## [Instruction]
Pick out each line below containing "load".

^^^^

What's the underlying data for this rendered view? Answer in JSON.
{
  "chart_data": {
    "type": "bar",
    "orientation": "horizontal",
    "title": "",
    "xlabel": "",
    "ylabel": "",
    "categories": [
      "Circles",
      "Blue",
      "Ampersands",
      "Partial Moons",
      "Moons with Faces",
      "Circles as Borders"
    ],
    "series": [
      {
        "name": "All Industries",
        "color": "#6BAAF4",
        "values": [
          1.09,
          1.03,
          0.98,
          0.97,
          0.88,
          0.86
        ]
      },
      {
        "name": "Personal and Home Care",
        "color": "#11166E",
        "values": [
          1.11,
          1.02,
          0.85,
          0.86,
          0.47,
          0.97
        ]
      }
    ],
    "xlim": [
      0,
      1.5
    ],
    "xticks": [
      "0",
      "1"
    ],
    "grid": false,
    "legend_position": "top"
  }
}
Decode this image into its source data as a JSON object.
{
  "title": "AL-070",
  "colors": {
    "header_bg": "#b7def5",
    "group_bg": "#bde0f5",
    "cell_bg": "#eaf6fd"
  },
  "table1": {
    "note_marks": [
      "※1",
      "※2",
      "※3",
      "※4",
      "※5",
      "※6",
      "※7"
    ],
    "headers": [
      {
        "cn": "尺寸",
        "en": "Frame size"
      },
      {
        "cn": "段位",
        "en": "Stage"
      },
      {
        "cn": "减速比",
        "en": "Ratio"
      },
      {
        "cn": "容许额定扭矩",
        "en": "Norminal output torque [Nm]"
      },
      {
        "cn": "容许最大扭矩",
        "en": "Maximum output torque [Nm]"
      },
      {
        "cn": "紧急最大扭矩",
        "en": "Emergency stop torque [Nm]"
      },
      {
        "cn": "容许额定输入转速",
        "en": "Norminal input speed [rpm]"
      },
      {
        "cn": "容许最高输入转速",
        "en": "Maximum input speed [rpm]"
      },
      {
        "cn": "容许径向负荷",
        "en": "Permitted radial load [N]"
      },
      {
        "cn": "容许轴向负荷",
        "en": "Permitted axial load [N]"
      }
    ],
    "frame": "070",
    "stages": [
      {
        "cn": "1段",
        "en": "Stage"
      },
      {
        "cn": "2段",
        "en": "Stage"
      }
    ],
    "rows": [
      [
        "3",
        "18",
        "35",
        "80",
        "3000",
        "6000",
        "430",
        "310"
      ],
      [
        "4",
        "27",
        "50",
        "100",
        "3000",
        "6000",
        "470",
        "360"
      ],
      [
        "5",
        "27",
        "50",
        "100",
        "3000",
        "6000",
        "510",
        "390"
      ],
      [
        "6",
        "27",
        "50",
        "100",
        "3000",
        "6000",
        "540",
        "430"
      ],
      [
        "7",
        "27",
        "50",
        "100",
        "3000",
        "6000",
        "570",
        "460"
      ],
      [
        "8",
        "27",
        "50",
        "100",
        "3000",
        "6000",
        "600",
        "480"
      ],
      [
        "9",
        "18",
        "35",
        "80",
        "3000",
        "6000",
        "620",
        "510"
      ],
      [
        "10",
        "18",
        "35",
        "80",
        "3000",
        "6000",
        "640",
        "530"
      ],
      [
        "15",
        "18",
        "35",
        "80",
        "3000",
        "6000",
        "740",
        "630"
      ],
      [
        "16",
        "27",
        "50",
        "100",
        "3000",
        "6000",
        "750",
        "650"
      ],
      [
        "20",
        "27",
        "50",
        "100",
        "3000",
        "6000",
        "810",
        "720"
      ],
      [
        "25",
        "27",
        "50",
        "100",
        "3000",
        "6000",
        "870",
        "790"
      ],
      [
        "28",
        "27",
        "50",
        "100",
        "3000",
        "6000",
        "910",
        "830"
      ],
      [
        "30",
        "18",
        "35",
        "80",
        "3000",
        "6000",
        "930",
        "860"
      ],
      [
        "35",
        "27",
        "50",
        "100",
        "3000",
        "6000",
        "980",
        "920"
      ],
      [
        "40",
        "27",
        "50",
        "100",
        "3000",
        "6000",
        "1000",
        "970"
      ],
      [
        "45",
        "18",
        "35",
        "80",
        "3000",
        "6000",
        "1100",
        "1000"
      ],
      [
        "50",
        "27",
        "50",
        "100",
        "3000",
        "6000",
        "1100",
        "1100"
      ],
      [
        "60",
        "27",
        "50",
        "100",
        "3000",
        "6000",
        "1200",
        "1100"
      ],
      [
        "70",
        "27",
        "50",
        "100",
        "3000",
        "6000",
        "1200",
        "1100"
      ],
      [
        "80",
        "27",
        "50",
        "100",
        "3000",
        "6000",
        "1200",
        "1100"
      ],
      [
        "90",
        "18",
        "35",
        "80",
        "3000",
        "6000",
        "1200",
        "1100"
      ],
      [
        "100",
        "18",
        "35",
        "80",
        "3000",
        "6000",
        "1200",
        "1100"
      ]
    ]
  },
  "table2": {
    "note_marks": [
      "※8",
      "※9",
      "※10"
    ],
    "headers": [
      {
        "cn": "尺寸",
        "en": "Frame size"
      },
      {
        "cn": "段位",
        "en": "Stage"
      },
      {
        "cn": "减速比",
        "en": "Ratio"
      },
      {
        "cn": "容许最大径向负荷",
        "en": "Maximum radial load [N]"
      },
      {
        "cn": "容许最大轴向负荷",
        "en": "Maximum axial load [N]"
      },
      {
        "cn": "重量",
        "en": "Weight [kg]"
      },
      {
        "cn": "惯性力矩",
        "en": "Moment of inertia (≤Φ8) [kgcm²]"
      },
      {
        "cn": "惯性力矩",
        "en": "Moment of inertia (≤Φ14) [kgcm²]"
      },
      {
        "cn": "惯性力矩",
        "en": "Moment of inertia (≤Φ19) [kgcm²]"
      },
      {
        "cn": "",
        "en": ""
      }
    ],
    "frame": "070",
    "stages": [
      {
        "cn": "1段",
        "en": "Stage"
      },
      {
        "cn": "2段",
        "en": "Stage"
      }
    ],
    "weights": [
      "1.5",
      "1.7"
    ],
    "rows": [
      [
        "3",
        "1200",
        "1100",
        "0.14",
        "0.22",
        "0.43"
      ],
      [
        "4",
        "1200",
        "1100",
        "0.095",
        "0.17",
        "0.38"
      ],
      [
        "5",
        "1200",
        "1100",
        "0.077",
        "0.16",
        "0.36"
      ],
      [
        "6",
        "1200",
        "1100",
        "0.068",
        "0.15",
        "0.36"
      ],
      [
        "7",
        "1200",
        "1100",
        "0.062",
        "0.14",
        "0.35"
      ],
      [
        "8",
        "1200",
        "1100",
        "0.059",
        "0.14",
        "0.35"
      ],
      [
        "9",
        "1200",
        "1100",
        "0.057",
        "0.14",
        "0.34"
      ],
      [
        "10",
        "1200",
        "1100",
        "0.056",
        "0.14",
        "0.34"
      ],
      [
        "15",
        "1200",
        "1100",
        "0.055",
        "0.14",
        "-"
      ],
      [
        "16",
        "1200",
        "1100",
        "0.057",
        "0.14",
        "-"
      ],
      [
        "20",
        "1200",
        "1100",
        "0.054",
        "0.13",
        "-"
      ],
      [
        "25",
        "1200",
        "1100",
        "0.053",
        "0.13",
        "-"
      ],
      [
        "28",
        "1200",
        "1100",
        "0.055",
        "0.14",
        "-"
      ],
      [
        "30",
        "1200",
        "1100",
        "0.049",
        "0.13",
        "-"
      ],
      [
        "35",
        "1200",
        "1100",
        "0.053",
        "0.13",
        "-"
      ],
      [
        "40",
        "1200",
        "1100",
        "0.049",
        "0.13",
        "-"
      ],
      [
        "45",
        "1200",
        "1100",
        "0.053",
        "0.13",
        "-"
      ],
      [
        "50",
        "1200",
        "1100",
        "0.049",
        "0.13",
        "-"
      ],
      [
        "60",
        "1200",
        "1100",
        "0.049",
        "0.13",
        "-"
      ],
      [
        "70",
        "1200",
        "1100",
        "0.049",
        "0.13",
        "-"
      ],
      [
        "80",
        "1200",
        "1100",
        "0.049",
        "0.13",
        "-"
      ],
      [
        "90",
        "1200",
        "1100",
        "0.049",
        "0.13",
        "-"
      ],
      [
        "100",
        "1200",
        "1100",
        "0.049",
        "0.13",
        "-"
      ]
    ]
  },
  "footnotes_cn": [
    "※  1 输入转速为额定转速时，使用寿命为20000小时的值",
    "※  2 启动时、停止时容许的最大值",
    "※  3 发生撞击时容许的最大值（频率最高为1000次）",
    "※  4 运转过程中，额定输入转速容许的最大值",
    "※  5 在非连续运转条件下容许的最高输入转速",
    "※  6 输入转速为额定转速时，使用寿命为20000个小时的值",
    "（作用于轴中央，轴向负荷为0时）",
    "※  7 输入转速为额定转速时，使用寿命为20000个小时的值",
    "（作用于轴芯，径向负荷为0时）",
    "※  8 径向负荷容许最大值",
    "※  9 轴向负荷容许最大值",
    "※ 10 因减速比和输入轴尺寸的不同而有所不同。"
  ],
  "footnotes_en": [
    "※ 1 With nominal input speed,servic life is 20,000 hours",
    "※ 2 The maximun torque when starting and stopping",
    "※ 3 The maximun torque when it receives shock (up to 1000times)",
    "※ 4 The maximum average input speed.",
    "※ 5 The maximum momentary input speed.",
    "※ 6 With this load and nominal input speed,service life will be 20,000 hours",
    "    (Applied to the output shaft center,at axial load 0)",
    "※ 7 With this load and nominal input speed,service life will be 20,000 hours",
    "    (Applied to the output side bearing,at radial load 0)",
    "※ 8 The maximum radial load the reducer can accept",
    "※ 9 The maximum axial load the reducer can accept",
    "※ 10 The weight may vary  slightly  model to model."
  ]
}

^^^^

## [Final result]
        "en": "Permitted radial load [N]"
        "en": "Permitted axial load [N]"
        "en": "Maximum radial load [N]"
        "en": "Maximum axial load [N]"
    "※ 6 With this load and nominal input speed,service life will be 20,000 hours",
    "    (Applied to the output shaft center,at axial load 0)",
    "※ 7 With this load and nominal input speed,service life will be 20,000 hours",
    "    (Applied to the output side bearing,at radial load 0)",
    "※ 8 The maximum radial load the reducer can accept",
    "※ 9 The maximum axial load the reducer can accept",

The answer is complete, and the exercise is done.